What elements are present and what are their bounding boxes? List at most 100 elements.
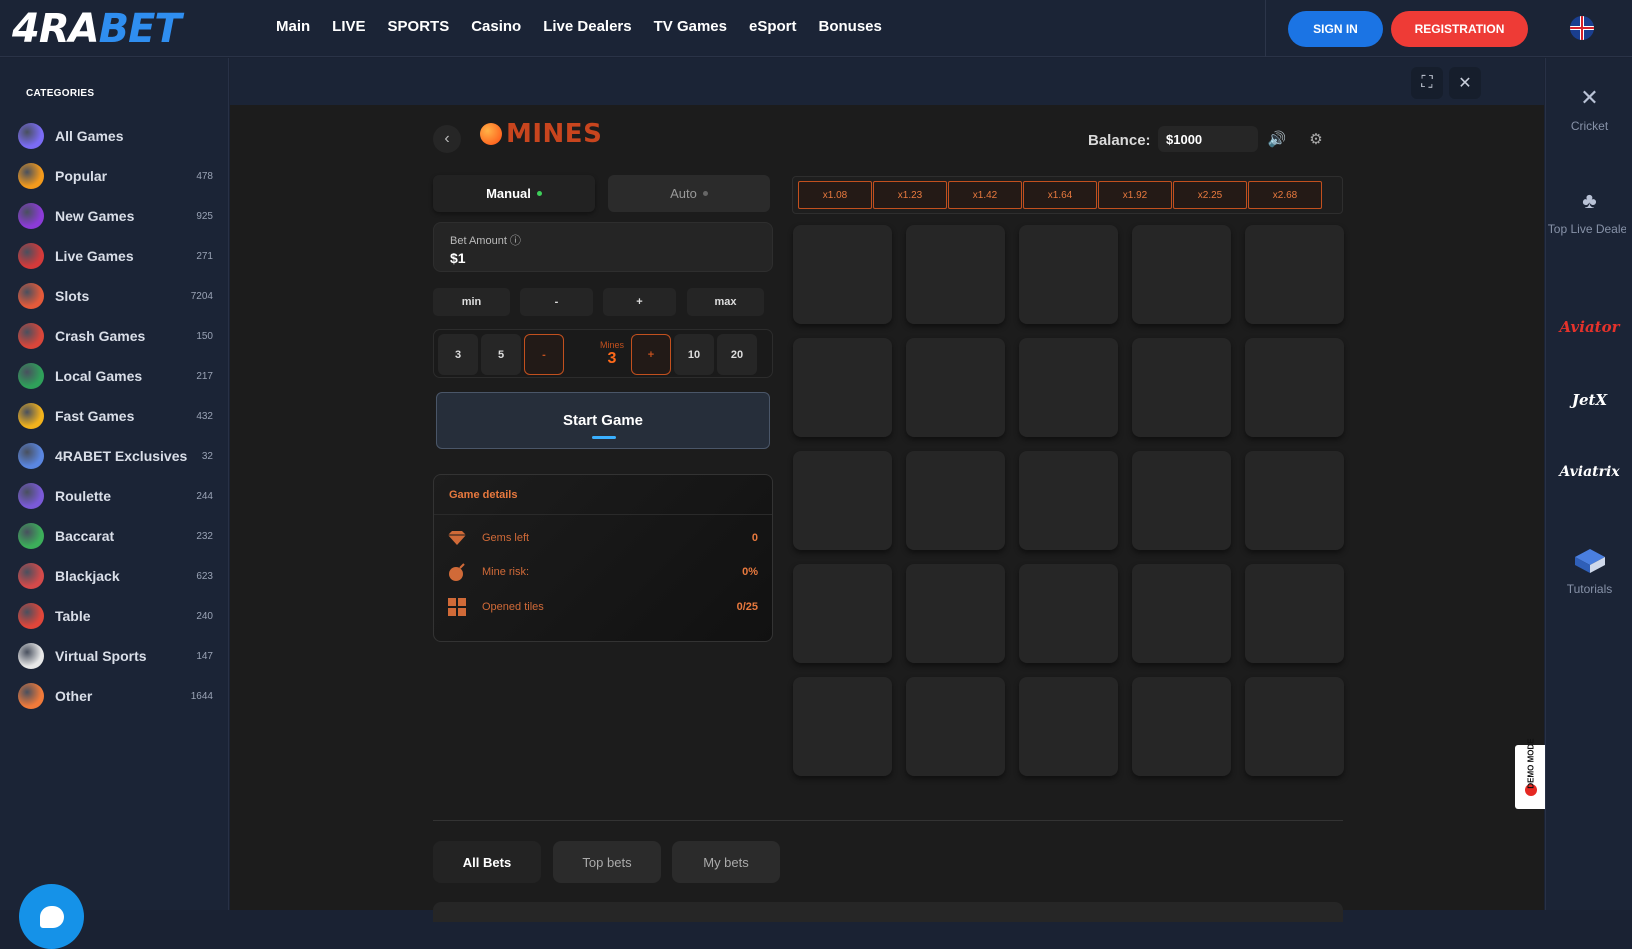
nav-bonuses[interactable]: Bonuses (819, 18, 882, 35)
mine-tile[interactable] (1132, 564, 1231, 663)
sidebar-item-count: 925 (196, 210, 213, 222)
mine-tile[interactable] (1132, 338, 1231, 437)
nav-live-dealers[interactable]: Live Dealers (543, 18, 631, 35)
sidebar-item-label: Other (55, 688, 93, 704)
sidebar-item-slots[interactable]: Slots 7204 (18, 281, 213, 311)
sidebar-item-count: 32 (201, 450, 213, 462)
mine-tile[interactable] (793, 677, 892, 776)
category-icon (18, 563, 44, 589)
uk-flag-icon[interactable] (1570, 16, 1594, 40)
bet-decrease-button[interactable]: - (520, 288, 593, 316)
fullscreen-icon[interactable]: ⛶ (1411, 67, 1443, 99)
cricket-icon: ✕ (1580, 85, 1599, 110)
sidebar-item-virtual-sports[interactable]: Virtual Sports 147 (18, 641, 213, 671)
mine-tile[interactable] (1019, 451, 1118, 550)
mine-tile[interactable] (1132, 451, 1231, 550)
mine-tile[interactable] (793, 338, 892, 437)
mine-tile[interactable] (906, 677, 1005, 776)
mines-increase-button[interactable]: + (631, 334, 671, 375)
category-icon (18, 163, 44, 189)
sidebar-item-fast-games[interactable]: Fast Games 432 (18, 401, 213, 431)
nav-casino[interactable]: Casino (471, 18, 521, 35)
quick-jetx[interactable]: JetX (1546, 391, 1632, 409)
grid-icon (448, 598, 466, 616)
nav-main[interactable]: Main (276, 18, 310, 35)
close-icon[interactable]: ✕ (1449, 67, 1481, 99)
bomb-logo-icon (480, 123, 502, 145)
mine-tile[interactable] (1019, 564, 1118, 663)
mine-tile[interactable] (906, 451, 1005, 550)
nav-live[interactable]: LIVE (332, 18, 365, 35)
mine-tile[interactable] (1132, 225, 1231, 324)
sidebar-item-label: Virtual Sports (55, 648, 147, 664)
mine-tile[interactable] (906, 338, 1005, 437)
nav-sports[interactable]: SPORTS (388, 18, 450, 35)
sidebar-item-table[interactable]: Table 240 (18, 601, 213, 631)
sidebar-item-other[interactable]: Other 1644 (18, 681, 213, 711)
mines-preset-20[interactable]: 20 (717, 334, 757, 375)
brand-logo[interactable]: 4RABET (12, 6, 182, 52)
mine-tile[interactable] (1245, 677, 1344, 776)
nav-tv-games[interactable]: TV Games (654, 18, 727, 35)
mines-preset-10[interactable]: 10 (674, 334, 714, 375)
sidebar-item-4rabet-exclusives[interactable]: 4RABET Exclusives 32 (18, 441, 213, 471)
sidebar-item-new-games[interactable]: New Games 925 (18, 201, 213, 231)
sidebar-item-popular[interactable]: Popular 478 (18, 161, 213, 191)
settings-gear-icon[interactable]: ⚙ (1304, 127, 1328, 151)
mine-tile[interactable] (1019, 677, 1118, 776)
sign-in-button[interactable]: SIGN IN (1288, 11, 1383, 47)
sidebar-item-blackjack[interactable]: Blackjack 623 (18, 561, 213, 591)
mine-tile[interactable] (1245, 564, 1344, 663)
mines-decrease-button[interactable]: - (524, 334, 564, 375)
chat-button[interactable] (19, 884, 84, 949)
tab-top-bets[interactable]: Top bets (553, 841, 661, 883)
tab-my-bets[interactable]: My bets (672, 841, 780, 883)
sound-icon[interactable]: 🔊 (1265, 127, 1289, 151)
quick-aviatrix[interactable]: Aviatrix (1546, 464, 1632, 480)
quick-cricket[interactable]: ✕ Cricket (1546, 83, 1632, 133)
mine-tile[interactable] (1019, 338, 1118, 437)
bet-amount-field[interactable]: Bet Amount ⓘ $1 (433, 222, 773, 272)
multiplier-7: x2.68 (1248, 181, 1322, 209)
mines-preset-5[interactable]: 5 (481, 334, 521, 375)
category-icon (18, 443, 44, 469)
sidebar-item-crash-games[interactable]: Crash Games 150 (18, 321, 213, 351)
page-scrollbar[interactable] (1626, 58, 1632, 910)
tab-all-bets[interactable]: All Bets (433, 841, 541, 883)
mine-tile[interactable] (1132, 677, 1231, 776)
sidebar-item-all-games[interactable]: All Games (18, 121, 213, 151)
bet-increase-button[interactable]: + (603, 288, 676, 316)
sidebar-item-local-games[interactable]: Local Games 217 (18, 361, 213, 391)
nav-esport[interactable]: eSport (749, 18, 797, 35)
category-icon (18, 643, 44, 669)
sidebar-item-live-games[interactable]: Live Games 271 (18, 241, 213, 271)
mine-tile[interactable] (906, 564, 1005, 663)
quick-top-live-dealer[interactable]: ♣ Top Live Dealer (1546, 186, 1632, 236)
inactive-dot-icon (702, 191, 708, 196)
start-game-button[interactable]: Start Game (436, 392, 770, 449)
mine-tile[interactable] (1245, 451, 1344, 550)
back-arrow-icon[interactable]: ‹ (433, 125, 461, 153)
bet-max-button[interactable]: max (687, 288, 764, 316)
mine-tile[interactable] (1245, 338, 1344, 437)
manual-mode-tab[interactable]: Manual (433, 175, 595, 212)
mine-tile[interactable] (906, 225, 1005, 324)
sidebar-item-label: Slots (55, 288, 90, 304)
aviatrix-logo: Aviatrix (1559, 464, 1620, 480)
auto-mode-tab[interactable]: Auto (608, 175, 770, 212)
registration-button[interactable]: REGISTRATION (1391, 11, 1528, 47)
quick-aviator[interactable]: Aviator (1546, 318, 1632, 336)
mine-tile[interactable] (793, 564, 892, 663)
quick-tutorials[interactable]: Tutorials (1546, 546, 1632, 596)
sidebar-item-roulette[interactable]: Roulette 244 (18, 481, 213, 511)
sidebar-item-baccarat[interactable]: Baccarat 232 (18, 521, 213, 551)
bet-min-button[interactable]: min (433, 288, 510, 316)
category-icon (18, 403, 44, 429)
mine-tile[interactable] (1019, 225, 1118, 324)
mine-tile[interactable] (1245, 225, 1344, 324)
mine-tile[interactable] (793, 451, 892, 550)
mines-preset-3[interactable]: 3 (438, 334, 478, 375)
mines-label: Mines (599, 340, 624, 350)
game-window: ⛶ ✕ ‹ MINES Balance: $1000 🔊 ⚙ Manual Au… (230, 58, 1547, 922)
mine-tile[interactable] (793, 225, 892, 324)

____________________

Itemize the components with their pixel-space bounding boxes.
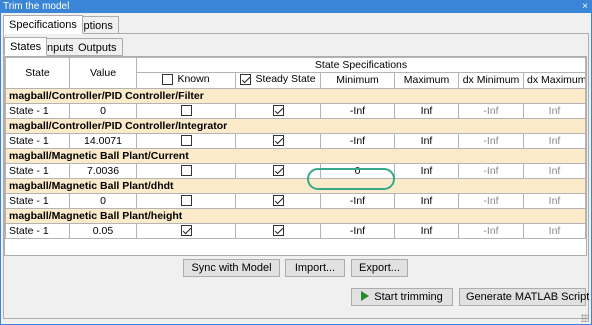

____________________

§ **WORK INSTRUCTIONS**
Render everything in the listing from the line containing "What elements are" down to the line containing "mines-preset-20[interactable]: 20 (717, 334, 757, 375)", both included, as a JSON list of strings with one string per line and no blank lines. Leave the pictures out.

§ **CORRECT RESPONSE**
[
  "What elements are present and what are their bounding boxes? List at most 100 elements.",
  "nav-bonuses[interactable]: Bonuses (819, 18, 882, 35)",
  "mine-tile[interactable] (1132, 564, 1231, 663)",
  "sidebar-item-count: 925 (196, 210, 213, 222)",
  "mine-tile[interactable] (1132, 338, 1231, 437)",
  "nav-live-dealers[interactable]: Live Dealers (543, 18, 631, 35)",
  "sidebar-item-label: Other (55, 688, 93, 704)",
  "sidebar-item-slots[interactable]: Slots 7204 (18, 281, 213, 311)",
  "sidebar-item-count: 32 (201, 450, 213, 462)",
  "mine-tile[interactable] (793, 677, 892, 776)",
  "category-icon (18, 563, 44, 589)",
  "uk-flag-icon[interactable] (1570, 16, 1594, 40)",
  "bet-decrease-button[interactable]: - (520, 288, 593, 316)",
  "fullscreen-icon[interactable]: ⛶ (1411, 67, 1443, 99)",
  "cricket-icon: ✕ (1580, 85, 1599, 110)",
  "sidebar-item-virtual-sports[interactable]: Virtual Sports 147 (18, 641, 213, 671)",
  "mine-tile[interactable] (1019, 451, 1118, 550)",
  "mine-tile[interactable] (1132, 451, 1231, 550)",
  "mine-tile[interactable] (793, 338, 892, 437)",
  "mine-tile[interactable] (906, 677, 1005, 776)",
  "mines-increase-button[interactable]: + (631, 334, 671, 375)",
  "category-icon (18, 163, 44, 189)",
  "sidebar-item-fast-games[interactable]: Fast Games 432 (18, 401, 213, 431)",
  "nav-casino[interactable]: Casino (471, 18, 521, 35)",
  "quick-jetx[interactable]: JetX (1546, 391, 1632, 409)",
  "grid-icon (448, 598, 466, 616)",
  "nav-main[interactable]: Main (276, 18, 310, 35)",
  "close-icon[interactable]: ✕ (1449, 67, 1481, 99)",
  "bomb-logo-icon (480, 123, 502, 145)",
  "mine-tile[interactable] (1019, 564, 1118, 663)",
  "mine-tile[interactable] (906, 451, 1005, 550)",
  "nav-live[interactable]: LIVE (332, 18, 365, 35)",
  "mine-tile[interactable] (1132, 225, 1231, 324)",
  "sidebar-item-label: Virtual Sports (55, 648, 147, 664)",
  "mine-tile[interactable] (906, 338, 1005, 437)",
  "nav-sports[interactable]: SPORTS (388, 18, 450, 35)",
  "sidebar-item-table[interactable]: Table 240 (18, 601, 213, 631)",
  "sidebar-item-other[interactable]: Other 1644 (18, 681, 213, 711)",
  "mines-preset-20[interactable]: 20 (717, 334, 757, 375)"
]